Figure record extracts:
— BEGIN —

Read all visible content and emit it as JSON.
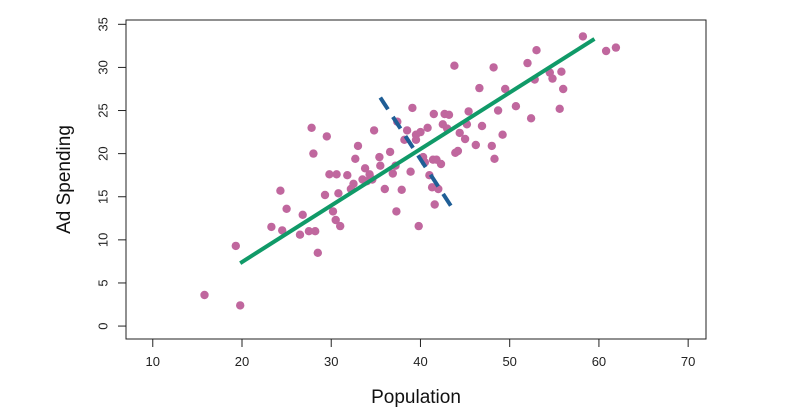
{
  "chart_data": {
    "type": "scatter",
    "title": "",
    "xlabel": "Population",
    "ylabel": "Ad Spending",
    "xlim": [
      7,
      72
    ],
    "ylim": [
      -1.5,
      35.5
    ],
    "x_ticks": [
      10,
      20,
      30,
      40,
      50,
      60,
      70
    ],
    "y_ticks": [
      0,
      5,
      10,
      15,
      20,
      25,
      30,
      35
    ],
    "grid": false,
    "legend": "none",
    "colors": {
      "points": "#c0679e",
      "fit_line": "#109a68",
      "dashed_line": "#1f5e96"
    },
    "points": [
      [
        15.8,
        3.6
      ],
      [
        19.8,
        2.4
      ],
      [
        19.3,
        9.3
      ],
      [
        23.3,
        11.5
      ],
      [
        24.3,
        15.7
      ],
      [
        24.5,
        11.1
      ],
      [
        25.0,
        13.6
      ],
      [
        26.5,
        10.6
      ],
      [
        26.8,
        12.9
      ],
      [
        27.5,
        11.0
      ],
      [
        28.2,
        11.0
      ],
      [
        28.5,
        8.5
      ],
      [
        28.0,
        20.0
      ],
      [
        27.8,
        23.0
      ],
      [
        29.5,
        22.0
      ],
      [
        29.3,
        15.2
      ],
      [
        29.8,
        17.6
      ],
      [
        30.2,
        13.3
      ],
      [
        30.6,
        17.6
      ],
      [
        30.5,
        12.3
      ],
      [
        30.8,
        15.4
      ],
      [
        31.0,
        11.6
      ],
      [
        31.8,
        17.5
      ],
      [
        32.2,
        15.9
      ],
      [
        32.5,
        16.5
      ],
      [
        32.7,
        19.4
      ],
      [
        33.0,
        20.9
      ],
      [
        33.5,
        17.0
      ],
      [
        33.8,
        18.3
      ],
      [
        34.0,
        16.8
      ],
      [
        34.3,
        17.6
      ],
      [
        34.6,
        17.0
      ],
      [
        34.8,
        22.7
      ],
      [
        35.4,
        19.6
      ],
      [
        35.5,
        18.6
      ],
      [
        36.0,
        15.9
      ],
      [
        36.6,
        20.2
      ],
      [
        36.9,
        17.7
      ],
      [
        37.2,
        18.6
      ],
      [
        37.3,
        13.3
      ],
      [
        37.4,
        23.7
      ],
      [
        37.9,
        15.8
      ],
      [
        38.2,
        21.6
      ],
      [
        38.5,
        22.7
      ],
      [
        38.9,
        17.9
      ],
      [
        39.1,
        25.3
      ],
      [
        39.5,
        22.2
      ],
      [
        39.5,
        21.6
      ],
      [
        39.8,
        11.6
      ],
      [
        40.0,
        22.5
      ],
      [
        40.3,
        19.6
      ],
      [
        40.5,
        19.0
      ],
      [
        40.8,
        23.0
      ],
      [
        41.0,
        17.5
      ],
      [
        41.3,
        16.1
      ],
      [
        41.4,
        19.3
      ],
      [
        41.5,
        24.6
      ],
      [
        41.6,
        14.1
      ],
      [
        41.8,
        19.3
      ],
      [
        42.0,
        15.9
      ],
      [
        42.3,
        18.8
      ],
      [
        42.5,
        23.4
      ],
      [
        42.7,
        24.6
      ],
      [
        43.0,
        22.9
      ],
      [
        43.2,
        24.5
      ],
      [
        43.8,
        30.2
      ],
      [
        43.9,
        20.1
      ],
      [
        44.2,
        20.3
      ],
      [
        44.4,
        22.4
      ],
      [
        45.0,
        21.7
      ],
      [
        45.2,
        23.4
      ],
      [
        45.4,
        24.9
      ],
      [
        46.2,
        21.0
      ],
      [
        46.6,
        27.6
      ],
      [
        46.9,
        23.2
      ],
      [
        48.0,
        20.9
      ],
      [
        48.2,
        30.0
      ],
      [
        48.3,
        19.4
      ],
      [
        48.7,
        25.0
      ],
      [
        49.2,
        22.2
      ],
      [
        49.5,
        27.5
      ],
      [
        50.7,
        25.5
      ],
      [
        52.0,
        30.5
      ],
      [
        52.4,
        24.1
      ],
      [
        52.8,
        28.6
      ],
      [
        53.0,
        32.0
      ],
      [
        54.5,
        29.4
      ],
      [
        54.8,
        28.7
      ],
      [
        55.6,
        25.2
      ],
      [
        55.8,
        29.5
      ],
      [
        56.0,
        27.5
      ],
      [
        58.2,
        33.6
      ],
      [
        60.8,
        31.9
      ],
      [
        61.9,
        32.3
      ]
    ],
    "fit_line": {
      "x": [
        19.8,
        59.5
      ],
      "y": [
        7.3,
        33.3
      ]
    },
    "dashed_line": {
      "x": [
        35.5,
        43.5
      ],
      "y": [
        26.5,
        13.8
      ]
    }
  }
}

— END —

• [SET EXERCISE]: Keep the pictures out of the copy and write out the data exactly as it stands.

• [TASK ANSWER]:
Read all visible content and emit it as JSON.
{
  "chart_data": {
    "type": "scatter",
    "title": "",
    "xlabel": "Population",
    "ylabel": "Ad Spending",
    "xlim": [
      7,
      72
    ],
    "ylim": [
      -1.5,
      35.5
    ],
    "x_ticks": [
      10,
      20,
      30,
      40,
      50,
      60,
      70
    ],
    "y_ticks": [
      0,
      5,
      10,
      15,
      20,
      25,
      30,
      35
    ],
    "grid": false,
    "legend": "none",
    "colors": {
      "points": "#c0679e",
      "fit_line": "#109a68",
      "dashed_line": "#1f5e96"
    },
    "points": [
      [
        15.8,
        3.6
      ],
      [
        19.8,
        2.4
      ],
      [
        19.3,
        9.3
      ],
      [
        23.3,
        11.5
      ],
      [
        24.3,
        15.7
      ],
      [
        24.5,
        11.1
      ],
      [
        25.0,
        13.6
      ],
      [
        26.5,
        10.6
      ],
      [
        26.8,
        12.9
      ],
      [
        27.5,
        11.0
      ],
      [
        28.2,
        11.0
      ],
      [
        28.5,
        8.5
      ],
      [
        28.0,
        20.0
      ],
      [
        27.8,
        23.0
      ],
      [
        29.5,
        22.0
      ],
      [
        29.3,
        15.2
      ],
      [
        29.8,
        17.6
      ],
      [
        30.2,
        13.3
      ],
      [
        30.6,
        17.6
      ],
      [
        30.5,
        12.3
      ],
      [
        30.8,
        15.4
      ],
      [
        31.0,
        11.6
      ],
      [
        31.8,
        17.5
      ],
      [
        32.2,
        15.9
      ],
      [
        32.5,
        16.5
      ],
      [
        32.7,
        19.4
      ],
      [
        33.0,
        20.9
      ],
      [
        33.5,
        17.0
      ],
      [
        33.8,
        18.3
      ],
      [
        34.0,
        16.8
      ],
      [
        34.3,
        17.6
      ],
      [
        34.6,
        17.0
      ],
      [
        34.8,
        22.7
      ],
      [
        35.4,
        19.6
      ],
      [
        35.5,
        18.6
      ],
      [
        36.0,
        15.9
      ],
      [
        36.6,
        20.2
      ],
      [
        36.9,
        17.7
      ],
      [
        37.2,
        18.6
      ],
      [
        37.3,
        13.3
      ],
      [
        37.4,
        23.7
      ],
      [
        37.9,
        15.8
      ],
      [
        38.2,
        21.6
      ],
      [
        38.5,
        22.7
      ],
      [
        38.9,
        17.9
      ],
      [
        39.1,
        25.3
      ],
      [
        39.5,
        22.2
      ],
      [
        39.5,
        21.6
      ],
      [
        39.8,
        11.6
      ],
      [
        40.0,
        22.5
      ],
      [
        40.3,
        19.6
      ],
      [
        40.5,
        19.0
      ],
      [
        40.8,
        23.0
      ],
      [
        41.0,
        17.5
      ],
      [
        41.3,
        16.1
      ],
      [
        41.4,
        19.3
      ],
      [
        41.5,
        24.6
      ],
      [
        41.6,
        14.1
      ],
      [
        41.8,
        19.3
      ],
      [
        42.0,
        15.9
      ],
      [
        42.3,
        18.8
      ],
      [
        42.5,
        23.4
      ],
      [
        42.7,
        24.6
      ],
      [
        43.0,
        22.9
      ],
      [
        43.2,
        24.5
      ],
      [
        43.8,
        30.2
      ],
      [
        43.9,
        20.1
      ],
      [
        44.2,
        20.3
      ],
      [
        44.4,
        22.4
      ],
      [
        45.0,
        21.7
      ],
      [
        45.2,
        23.4
      ],
      [
        45.4,
        24.9
      ],
      [
        46.2,
        21.0
      ],
      [
        46.6,
        27.6
      ],
      [
        46.9,
        23.2
      ],
      [
        48.0,
        20.9
      ],
      [
        48.2,
        30.0
      ],
      [
        48.3,
        19.4
      ],
      [
        48.7,
        25.0
      ],
      [
        49.2,
        22.2
      ],
      [
        49.5,
        27.5
      ],
      [
        50.7,
        25.5
      ],
      [
        52.0,
        30.5
      ],
      [
        52.4,
        24.1
      ],
      [
        52.8,
        28.6
      ],
      [
        53.0,
        32.0
      ],
      [
        54.5,
        29.4
      ],
      [
        54.8,
        28.7
      ],
      [
        55.6,
        25.2
      ],
      [
        55.8,
        29.5
      ],
      [
        56.0,
        27.5
      ],
      [
        58.2,
        33.6
      ],
      [
        60.8,
        31.9
      ],
      [
        61.9,
        32.3
      ]
    ],
    "fit_line": {
      "x": [
        19.8,
        59.5
      ],
      "y": [
        7.3,
        33.3
      ]
    },
    "dashed_line": {
      "x": [
        35.5,
        43.5
      ],
      "y": [
        26.5,
        13.8
      ]
    }
  }
}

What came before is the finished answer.